Stored items from a collection:
---------------

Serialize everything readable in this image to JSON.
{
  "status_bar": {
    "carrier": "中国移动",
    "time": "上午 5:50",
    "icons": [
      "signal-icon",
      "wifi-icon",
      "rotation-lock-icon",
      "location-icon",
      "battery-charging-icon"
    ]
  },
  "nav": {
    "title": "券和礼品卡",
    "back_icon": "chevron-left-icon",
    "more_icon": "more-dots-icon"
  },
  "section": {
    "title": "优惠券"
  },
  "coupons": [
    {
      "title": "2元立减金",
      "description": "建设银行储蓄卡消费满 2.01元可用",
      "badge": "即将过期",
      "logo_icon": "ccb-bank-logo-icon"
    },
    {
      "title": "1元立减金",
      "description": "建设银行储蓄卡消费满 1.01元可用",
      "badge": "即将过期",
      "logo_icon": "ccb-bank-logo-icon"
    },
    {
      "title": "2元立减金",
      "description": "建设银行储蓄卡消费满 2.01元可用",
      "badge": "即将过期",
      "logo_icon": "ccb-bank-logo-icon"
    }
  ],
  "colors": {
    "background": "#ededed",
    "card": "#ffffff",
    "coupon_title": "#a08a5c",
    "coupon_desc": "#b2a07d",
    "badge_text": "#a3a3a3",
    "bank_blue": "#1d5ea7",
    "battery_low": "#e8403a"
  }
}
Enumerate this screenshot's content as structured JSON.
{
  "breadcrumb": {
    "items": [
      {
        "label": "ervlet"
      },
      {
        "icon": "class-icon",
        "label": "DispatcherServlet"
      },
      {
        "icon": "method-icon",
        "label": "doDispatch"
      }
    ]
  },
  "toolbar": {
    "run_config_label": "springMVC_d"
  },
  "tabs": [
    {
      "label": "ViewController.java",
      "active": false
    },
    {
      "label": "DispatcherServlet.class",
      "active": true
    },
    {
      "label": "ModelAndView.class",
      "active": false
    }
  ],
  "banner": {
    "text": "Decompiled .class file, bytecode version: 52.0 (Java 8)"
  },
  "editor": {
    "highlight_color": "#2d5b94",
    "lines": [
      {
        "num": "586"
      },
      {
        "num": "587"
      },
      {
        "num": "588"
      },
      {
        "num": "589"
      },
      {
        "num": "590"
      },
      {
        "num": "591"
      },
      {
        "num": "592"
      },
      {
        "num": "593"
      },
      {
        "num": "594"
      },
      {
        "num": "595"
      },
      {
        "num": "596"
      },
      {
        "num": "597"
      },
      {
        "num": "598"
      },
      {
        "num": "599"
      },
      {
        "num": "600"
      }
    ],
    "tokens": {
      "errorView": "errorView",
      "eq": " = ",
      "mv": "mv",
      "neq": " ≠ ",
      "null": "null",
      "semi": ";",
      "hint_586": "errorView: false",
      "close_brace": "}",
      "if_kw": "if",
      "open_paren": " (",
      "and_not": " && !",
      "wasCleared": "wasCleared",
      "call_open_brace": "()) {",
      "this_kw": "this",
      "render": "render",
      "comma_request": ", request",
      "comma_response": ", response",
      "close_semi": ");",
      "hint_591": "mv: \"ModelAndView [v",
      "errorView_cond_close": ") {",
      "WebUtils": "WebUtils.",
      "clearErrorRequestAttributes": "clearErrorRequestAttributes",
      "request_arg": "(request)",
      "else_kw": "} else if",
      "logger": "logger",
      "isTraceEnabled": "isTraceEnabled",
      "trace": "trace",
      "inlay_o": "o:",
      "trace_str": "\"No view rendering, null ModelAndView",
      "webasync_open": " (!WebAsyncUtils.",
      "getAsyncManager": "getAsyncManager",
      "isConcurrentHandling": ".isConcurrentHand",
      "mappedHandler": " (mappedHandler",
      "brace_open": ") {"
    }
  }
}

---------------

» SHORT PROBLEM
Make an exact copy of the material above.

» WORKED ANSWER
Serialize everything readable in this image to JSON.
{
  "status_bar": {
    "carrier": "中国移动",
    "time": "上午 5:50",
    "icons": [
      "signal-icon",
      "wifi-icon",
      "rotation-lock-icon",
      "location-icon",
      "battery-charging-icon"
    ]
  },
  "nav": {
    "title": "券和礼品卡",
    "back_icon": "chevron-left-icon",
    "more_icon": "more-dots-icon"
  },
  "section": {
    "title": "优惠券"
  },
  "coupons": [
    {
      "title": "2元立减金",
      "description": "建设银行储蓄卡消费满 2.01元可用",
      "badge": "即将过期",
      "logo_icon": "ccb-bank-logo-icon"
    },
    {
      "title": "1元立减金",
      "description": "建设银行储蓄卡消费满 1.01元可用",
      "badge": "即将过期",
      "logo_icon": "ccb-bank-logo-icon"
    },
    {
      "title": "2元立减金",
      "description": "建设银行储蓄卡消费满 2.01元可用",
      "badge": "即将过期",
      "logo_icon": "ccb-bank-logo-icon"
    }
  ],
  "colors": {
    "background": "#ededed",
    "card": "#ffffff",
    "coupon_title": "#a08a5c",
    "coupon_desc": "#b2a07d",
    "badge_text": "#a3a3a3",
    "bank_blue": "#1d5ea7",
    "battery_low": "#e8403a"
  }
}
Enumerate this screenshot's content as structured JSON.
{
  "breadcrumb": {
    "items": [
      {
        "label": "ervlet"
      },
      {
        "icon": "class-icon",
        "label": "DispatcherServlet"
      },
      {
        "icon": "method-icon",
        "label": "doDispatch"
      }
    ]
  },
  "toolbar": {
    "run_config_label": "springMVC_d"
  },
  "tabs": [
    {
      "label": "ViewController.java",
      "active": false
    },
    {
      "label": "DispatcherServlet.class",
      "active": true
    },
    {
      "label": "ModelAndView.class",
      "active": false
    }
  ],
  "banner": {
    "text": "Decompiled .class file, bytecode version: 52.0 (Java 8)"
  },
  "editor": {
    "highlight_color": "#2d5b94",
    "lines": [
      {
        "num": "586"
      },
      {
        "num": "587"
      },
      {
        "num": "588"
      },
      {
        "num": "589"
      },
      {
        "num": "590"
      },
      {
        "num": "591"
      },
      {
        "num": "592"
      },
      {
        "num": "593"
      },
      {
        "num": "594"
      },
      {
        "num": "595"
      },
      {
        "num": "596"
      },
      {
        "num": "597"
      },
      {
        "num": "598"
      },
      {
        "num": "599"
      },
      {
        "num": "600"
      }
    ],
    "tokens": {
      "errorView": "errorView",
      "eq": " = ",
      "mv": "mv",
      "neq": " ≠ ",
      "null": "null",
      "semi": ";",
      "hint_586": "errorView: false",
      "close_brace": "}",
      "if_kw": "if",
      "open_paren": " (",
      "and_not": " && !",
      "wasCleared": "wasCleared",
      "call_open_brace": "()) {",
      "this_kw": "this",
      "render": "render",
      "comma_request": ", request",
      "comma_response": ", response",
      "close_semi": ");",
      "hint_591": "mv: \"ModelAndView [v",
      "errorView_cond_close": ") {",
      "WebUtils": "WebUtils.",
      "clearErrorRequestAttributes": "clearErrorRequestAttributes",
      "request_arg": "(request)",
      "else_kw": "} else if",
      "logger": "logger",
      "isTraceEnabled": "isTraceEnabled",
      "trace": "trace",
      "inlay_o": "o:",
      "trace_str": "\"No view rendering, null ModelAndView",
      "webasync_open": " (!WebAsyncUtils.",
      "getAsyncManager": "getAsyncManager",
      "isConcurrentHandling": ".isConcurrentHand",
      "mappedHandler": " (mappedHandler",
      "brace_open": ") {"
    }
  }
}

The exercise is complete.